→ PROVIDED DATA:
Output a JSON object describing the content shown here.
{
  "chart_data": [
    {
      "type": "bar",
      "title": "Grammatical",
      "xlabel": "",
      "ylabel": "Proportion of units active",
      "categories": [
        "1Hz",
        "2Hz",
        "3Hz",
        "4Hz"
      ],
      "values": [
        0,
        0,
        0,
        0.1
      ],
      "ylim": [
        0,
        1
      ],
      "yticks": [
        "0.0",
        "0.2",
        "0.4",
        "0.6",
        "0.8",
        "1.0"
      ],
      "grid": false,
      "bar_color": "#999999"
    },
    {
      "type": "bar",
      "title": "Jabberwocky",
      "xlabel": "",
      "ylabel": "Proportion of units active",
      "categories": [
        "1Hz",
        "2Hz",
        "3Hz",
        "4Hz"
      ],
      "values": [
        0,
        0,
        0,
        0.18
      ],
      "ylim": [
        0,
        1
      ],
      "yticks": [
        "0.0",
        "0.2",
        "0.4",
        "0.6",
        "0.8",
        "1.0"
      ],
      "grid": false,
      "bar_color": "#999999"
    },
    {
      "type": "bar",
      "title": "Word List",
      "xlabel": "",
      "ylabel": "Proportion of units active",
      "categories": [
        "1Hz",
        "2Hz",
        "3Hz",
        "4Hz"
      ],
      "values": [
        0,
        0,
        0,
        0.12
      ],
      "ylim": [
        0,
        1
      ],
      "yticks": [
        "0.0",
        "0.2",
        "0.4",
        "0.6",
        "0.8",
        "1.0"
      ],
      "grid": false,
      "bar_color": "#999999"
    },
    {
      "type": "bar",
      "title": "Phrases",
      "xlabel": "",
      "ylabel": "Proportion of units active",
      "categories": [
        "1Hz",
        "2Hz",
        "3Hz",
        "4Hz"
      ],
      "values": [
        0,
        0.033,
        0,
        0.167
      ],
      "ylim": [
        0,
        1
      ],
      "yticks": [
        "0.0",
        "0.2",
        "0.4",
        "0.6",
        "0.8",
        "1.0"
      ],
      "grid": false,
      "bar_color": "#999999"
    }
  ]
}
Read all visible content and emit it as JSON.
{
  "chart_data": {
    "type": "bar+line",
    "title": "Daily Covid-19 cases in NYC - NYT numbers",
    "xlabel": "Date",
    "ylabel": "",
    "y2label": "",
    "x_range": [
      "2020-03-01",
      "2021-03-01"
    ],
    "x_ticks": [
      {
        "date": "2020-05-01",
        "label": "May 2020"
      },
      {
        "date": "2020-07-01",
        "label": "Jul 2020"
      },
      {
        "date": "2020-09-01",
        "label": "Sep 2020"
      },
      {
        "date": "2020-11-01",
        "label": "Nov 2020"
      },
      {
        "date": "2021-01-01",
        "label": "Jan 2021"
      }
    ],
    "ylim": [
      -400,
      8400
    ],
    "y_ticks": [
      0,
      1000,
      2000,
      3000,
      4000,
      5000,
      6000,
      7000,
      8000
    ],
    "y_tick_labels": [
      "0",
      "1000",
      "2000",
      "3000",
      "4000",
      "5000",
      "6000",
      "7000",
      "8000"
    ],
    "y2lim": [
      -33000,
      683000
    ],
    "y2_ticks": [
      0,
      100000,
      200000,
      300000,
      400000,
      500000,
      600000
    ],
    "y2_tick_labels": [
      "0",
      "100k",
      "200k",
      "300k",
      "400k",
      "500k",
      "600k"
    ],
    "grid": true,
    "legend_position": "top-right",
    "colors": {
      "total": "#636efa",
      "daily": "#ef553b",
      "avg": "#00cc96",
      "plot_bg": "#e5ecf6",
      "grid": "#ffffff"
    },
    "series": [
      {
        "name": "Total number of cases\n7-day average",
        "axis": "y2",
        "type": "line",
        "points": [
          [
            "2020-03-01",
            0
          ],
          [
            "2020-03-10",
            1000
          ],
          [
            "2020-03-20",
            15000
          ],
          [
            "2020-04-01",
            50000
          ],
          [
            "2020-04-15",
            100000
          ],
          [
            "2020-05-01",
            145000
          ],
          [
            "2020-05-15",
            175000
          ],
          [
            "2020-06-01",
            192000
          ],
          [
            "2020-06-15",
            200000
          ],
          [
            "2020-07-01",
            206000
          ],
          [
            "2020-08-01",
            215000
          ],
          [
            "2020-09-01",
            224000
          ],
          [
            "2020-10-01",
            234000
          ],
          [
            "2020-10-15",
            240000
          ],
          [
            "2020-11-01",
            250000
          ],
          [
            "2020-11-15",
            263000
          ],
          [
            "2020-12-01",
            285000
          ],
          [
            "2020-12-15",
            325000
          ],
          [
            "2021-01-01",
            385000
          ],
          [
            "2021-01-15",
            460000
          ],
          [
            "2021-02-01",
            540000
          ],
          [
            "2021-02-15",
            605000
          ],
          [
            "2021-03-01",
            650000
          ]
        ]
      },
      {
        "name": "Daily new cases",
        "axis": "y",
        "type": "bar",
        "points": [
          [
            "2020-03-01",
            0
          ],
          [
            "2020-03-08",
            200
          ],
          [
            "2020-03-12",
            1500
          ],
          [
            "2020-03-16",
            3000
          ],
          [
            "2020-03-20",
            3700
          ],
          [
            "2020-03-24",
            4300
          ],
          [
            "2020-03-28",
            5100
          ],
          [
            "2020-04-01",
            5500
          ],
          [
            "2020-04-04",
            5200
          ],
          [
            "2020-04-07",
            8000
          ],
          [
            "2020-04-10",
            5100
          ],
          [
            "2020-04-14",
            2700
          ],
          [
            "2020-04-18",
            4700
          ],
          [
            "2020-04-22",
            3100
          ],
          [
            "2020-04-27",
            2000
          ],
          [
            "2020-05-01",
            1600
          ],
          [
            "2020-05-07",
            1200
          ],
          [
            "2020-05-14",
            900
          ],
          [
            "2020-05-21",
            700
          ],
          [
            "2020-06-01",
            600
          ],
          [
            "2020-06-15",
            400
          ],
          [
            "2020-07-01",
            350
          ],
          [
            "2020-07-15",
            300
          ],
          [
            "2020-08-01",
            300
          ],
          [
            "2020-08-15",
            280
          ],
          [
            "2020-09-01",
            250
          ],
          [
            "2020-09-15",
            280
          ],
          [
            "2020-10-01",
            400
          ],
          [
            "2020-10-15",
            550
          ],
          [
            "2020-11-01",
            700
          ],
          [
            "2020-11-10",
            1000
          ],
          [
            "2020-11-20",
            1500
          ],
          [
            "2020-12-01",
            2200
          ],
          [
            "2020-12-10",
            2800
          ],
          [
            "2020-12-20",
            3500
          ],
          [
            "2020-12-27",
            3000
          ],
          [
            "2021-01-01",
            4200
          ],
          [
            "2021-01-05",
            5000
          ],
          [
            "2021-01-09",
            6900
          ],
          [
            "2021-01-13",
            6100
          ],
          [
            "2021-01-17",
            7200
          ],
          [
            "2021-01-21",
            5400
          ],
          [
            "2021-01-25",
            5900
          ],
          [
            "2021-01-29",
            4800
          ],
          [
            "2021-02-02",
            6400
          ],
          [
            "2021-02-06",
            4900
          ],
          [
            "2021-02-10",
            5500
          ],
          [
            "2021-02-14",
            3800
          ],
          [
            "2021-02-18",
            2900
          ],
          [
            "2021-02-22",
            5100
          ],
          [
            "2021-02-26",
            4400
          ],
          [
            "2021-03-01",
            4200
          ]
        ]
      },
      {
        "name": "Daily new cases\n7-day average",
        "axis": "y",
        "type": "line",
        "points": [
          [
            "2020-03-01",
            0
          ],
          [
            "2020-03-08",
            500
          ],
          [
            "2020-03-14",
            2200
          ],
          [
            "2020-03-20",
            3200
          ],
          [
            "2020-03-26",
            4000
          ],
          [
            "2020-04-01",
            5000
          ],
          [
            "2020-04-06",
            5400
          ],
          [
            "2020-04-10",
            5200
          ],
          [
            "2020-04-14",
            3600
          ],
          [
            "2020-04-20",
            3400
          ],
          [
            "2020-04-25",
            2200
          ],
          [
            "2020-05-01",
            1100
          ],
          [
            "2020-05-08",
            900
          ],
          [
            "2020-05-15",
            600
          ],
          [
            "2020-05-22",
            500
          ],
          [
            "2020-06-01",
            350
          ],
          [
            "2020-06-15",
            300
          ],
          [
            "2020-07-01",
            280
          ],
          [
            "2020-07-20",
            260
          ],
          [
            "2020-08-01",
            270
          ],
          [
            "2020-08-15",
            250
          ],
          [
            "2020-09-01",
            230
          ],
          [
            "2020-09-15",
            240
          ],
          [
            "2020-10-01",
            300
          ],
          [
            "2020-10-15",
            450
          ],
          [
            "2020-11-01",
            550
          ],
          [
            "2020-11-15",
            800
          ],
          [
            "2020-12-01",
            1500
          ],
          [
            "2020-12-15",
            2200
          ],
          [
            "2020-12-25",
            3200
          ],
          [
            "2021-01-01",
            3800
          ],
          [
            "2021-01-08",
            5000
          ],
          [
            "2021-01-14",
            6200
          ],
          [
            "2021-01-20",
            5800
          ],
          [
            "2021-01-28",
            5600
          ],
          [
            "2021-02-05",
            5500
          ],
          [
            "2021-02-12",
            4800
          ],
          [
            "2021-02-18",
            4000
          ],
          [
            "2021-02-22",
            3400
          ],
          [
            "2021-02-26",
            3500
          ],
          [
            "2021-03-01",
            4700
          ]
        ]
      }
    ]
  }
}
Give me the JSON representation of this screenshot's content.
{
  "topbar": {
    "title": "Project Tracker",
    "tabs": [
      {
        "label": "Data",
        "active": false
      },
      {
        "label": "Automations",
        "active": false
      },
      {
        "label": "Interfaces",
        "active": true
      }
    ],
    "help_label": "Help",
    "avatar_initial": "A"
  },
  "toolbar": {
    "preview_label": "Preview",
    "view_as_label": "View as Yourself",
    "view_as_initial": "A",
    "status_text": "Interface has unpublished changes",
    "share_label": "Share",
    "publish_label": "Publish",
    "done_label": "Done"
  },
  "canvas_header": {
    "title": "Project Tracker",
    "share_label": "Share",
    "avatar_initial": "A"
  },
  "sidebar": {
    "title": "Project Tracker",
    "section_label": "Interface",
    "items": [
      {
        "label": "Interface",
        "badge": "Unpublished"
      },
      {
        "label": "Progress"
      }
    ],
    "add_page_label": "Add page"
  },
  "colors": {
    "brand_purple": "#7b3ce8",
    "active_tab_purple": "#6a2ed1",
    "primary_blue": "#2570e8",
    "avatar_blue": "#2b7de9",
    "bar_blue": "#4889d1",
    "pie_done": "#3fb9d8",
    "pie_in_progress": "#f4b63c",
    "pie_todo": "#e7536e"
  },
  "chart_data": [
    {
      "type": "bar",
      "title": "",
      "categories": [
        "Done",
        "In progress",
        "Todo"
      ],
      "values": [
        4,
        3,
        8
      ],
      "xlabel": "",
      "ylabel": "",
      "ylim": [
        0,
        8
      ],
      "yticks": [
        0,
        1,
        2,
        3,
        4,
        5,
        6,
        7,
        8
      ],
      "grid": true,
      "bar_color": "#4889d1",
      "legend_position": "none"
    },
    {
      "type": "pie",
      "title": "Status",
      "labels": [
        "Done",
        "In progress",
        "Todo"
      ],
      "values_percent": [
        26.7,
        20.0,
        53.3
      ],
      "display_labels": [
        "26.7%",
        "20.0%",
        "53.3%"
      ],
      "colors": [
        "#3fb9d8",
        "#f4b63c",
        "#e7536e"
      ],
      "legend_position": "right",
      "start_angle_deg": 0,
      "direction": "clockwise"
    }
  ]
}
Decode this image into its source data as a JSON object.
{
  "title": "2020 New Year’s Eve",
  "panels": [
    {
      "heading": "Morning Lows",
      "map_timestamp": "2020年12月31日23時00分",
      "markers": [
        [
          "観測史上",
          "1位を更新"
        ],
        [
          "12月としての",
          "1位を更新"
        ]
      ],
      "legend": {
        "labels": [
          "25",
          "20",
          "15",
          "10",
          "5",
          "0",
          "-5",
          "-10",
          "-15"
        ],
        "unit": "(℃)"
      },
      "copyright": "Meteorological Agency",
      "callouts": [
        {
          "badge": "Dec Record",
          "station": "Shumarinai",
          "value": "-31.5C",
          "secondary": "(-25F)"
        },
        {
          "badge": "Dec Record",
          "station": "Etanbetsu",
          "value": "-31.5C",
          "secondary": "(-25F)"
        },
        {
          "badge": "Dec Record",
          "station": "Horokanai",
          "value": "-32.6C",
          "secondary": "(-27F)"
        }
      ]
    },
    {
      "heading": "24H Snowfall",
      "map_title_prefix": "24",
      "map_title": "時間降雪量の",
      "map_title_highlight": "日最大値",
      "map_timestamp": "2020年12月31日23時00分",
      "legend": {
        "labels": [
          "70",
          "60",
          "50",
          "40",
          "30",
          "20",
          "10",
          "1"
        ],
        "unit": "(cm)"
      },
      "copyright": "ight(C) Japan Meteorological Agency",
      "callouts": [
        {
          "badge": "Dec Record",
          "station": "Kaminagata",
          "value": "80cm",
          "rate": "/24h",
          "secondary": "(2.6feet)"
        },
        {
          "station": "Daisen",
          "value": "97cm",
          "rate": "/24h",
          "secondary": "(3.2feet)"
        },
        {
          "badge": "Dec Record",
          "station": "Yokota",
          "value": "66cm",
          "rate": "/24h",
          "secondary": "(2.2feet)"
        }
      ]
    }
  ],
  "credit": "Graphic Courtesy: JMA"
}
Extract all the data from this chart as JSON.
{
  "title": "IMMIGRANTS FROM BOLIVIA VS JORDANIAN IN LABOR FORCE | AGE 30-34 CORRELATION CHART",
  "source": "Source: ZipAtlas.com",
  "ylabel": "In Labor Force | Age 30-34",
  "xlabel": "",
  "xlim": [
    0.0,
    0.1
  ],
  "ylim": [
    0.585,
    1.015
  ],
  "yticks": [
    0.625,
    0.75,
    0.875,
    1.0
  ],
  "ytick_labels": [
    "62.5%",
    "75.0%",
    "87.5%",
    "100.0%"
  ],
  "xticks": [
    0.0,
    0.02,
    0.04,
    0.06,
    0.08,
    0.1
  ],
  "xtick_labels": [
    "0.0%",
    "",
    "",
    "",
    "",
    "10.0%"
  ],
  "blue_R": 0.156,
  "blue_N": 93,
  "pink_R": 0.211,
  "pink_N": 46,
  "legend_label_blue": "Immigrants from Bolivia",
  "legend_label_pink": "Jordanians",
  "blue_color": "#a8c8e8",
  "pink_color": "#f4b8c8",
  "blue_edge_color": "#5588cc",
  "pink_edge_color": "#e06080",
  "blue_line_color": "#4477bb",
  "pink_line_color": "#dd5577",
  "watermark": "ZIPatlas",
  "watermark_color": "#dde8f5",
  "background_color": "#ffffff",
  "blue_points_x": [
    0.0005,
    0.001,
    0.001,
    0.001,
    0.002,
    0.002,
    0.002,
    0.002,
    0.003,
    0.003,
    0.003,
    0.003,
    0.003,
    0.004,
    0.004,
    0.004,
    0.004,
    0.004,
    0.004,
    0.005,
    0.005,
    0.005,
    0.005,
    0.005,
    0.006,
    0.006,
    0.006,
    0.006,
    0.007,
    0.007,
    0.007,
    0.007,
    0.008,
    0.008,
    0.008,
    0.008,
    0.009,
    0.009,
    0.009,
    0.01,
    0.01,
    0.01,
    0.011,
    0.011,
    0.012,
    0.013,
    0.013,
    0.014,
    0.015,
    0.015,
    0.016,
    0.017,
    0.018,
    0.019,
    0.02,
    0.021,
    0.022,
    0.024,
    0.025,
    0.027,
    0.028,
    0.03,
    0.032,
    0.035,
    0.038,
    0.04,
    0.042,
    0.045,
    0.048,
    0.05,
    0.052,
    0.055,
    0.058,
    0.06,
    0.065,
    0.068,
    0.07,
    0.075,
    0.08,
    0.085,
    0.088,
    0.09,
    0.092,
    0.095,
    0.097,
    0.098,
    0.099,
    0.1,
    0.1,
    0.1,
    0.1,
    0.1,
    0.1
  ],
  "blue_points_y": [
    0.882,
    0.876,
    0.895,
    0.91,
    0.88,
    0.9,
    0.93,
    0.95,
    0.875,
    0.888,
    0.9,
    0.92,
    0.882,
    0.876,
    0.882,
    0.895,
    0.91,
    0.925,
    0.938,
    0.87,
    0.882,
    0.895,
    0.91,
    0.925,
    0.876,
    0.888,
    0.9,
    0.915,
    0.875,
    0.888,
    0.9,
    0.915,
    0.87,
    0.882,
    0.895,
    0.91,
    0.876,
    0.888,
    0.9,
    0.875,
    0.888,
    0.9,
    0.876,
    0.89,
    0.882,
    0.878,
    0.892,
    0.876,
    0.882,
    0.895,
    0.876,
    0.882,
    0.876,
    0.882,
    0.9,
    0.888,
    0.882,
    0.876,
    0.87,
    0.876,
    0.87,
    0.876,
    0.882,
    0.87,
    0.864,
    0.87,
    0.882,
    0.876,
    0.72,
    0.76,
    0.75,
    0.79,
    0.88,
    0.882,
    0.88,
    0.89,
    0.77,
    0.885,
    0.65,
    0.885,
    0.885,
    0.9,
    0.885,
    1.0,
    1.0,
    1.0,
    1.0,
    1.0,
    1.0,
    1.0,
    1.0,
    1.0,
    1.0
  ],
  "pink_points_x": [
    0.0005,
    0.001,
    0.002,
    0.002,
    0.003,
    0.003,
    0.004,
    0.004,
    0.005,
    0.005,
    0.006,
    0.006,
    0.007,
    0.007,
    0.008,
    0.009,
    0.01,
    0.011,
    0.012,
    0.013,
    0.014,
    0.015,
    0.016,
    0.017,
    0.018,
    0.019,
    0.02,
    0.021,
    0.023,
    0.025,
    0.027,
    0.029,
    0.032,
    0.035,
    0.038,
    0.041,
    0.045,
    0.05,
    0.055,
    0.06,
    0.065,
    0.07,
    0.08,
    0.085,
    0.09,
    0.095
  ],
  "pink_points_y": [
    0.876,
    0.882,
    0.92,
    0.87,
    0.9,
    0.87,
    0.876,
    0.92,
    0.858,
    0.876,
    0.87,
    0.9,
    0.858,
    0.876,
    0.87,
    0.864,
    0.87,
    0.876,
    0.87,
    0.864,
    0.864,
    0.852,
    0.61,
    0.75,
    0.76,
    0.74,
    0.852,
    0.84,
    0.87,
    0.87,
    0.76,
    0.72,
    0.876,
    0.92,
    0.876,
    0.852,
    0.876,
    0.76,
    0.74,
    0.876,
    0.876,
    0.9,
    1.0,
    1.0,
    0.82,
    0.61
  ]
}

→ YOUR INSTRUCTIONS: Search the material above for "heading". Pull out each line where it shows up.

→ ANSWER:
      "heading": "Morning Lows",
      "heading": "24H Snowfall",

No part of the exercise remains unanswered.